→ **WORK TO DO**
• 1. In the issue about adding spans to tokens and AST nodes, reproduce the passage starting at "The main objection" and ending at "should be okay.", switching "syn" to "proc-macro2".
• 2. Resume the issue about adding spans to tokens and AST nodes from the point where it stops.

→ **DOCUMENT**
Add Span to Tokens, AST nodes #161

mullr · 2020-04-17T19:41:31Z

I'd like to use this library for some refactoring and analysis tools. It would be very helpful to have source line/column information available on the AST nodes, something along the lines of Span from syn. (https://docs.rs/syn/1.0.17/syn/spanned/trait.Spanned.html)

I see that line/column is already tracked in the tokenizer. I'm thinking something along the lines of:

struct LineColumn {
    pub line: usize,
    pub column: usize,
}

struct Span {
  pub start: LineColumn,
  pub end: LineColumn,
}

struct TokenOccurence {
  pub token: Token,
  pub span: Span
}

struct Query {
  pub span: Span,
  pub ctes: Vec<Cte>,
 ...
}

The main objection I can think of is that it some bulk to Tokens, and to each AST node. This could be alleviated, if desired, by hiding them behind a feature flag. I looked at syn to see how they do it; the approach there is very similar. Afict, their feature flagging doesn't actually affect the node representation / token representation. They just carry it all the time.

Since the implementation here doesn't appear to be hyper-optimized, and since it's good enough for syn, it seems like this approach should be okay.

If I submitted a PR along these lines, would you consider accepting it?

→ **DATA**
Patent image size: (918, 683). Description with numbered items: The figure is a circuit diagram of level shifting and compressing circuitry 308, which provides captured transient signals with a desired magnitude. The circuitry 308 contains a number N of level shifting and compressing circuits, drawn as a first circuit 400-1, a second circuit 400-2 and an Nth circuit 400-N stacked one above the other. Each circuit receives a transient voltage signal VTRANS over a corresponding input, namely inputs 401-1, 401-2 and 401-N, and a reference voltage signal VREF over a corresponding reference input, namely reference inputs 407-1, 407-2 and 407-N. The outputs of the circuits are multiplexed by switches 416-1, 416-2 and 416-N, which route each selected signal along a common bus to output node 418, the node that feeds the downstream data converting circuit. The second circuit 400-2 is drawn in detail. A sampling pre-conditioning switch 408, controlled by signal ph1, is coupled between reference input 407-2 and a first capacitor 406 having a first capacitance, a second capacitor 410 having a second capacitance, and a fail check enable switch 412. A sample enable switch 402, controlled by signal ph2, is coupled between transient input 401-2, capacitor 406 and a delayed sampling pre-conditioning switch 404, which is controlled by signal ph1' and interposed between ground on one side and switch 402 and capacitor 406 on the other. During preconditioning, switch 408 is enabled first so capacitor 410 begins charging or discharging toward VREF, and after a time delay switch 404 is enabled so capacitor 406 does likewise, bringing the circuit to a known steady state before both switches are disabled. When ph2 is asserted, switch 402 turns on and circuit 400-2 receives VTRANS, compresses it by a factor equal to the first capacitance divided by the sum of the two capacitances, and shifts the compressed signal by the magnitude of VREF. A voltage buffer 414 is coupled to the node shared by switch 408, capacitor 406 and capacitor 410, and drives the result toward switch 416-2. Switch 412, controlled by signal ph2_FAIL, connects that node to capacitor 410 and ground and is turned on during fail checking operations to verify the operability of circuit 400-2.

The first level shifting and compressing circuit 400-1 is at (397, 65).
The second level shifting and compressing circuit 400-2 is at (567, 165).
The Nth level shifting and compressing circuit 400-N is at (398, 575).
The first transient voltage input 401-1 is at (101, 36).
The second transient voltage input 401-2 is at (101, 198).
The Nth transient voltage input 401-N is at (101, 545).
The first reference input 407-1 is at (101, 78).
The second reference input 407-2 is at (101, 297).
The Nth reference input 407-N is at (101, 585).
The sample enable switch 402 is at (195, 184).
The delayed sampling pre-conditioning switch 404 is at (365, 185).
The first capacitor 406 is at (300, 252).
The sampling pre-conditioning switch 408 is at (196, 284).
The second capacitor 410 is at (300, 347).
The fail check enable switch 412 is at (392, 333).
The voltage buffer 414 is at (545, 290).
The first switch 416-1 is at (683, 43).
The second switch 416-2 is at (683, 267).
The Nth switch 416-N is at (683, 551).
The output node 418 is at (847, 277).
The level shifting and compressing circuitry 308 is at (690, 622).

→ **OUTPUTS**
• 1.
The main objection I can think of is that it some bulk to Tokens, and to each AST node. This could be alleviated, if desired, by hiding them behind a feature flag. I looked at proc-macro2 to see how they do it; the approach there is very similar. Afict, their feature flagging doesn't actually affect the node representation / token representation. They just carry it all the time.

Since the implementation here doesn't appear to be hyper-optimized, and since it's good enough for proc-macro2, it seems like this approach should be okay.

• 2.
Related work:

The text was updated successfully, but these errors were encountered:

nickolay · 2020-04-21T14:52:47Z

If I submitted a PR along these lines, would you consider accepting it?

I hope @andygrove and @benesch would comment.

As I'm also interested in analysis, I'd love something like this implemented.

Do you think this can be implemented without adding too much boilerplate? (In the tests, in particular, they're rather verbose as it is.)

A tangentially related issue I've been mulling over is the "AST" types we have now and how can they support dialects. For a while now I wanted to experiment with adopting the rust-analyzer's design of having a separate untyped/homogenous syntax tree (similar to your Spans, but with additional "type tag" and some structure), and a (generated) strongly typed API for accessing it. The first layer solves the problem you brought up, and the expected results can be more compact than ours.

mullr · 2020-04-21T18:28:52Z

Do you think this can be implemented without adding too much boilerplate? (In the tests, in particular, they're rather verbose as it is.)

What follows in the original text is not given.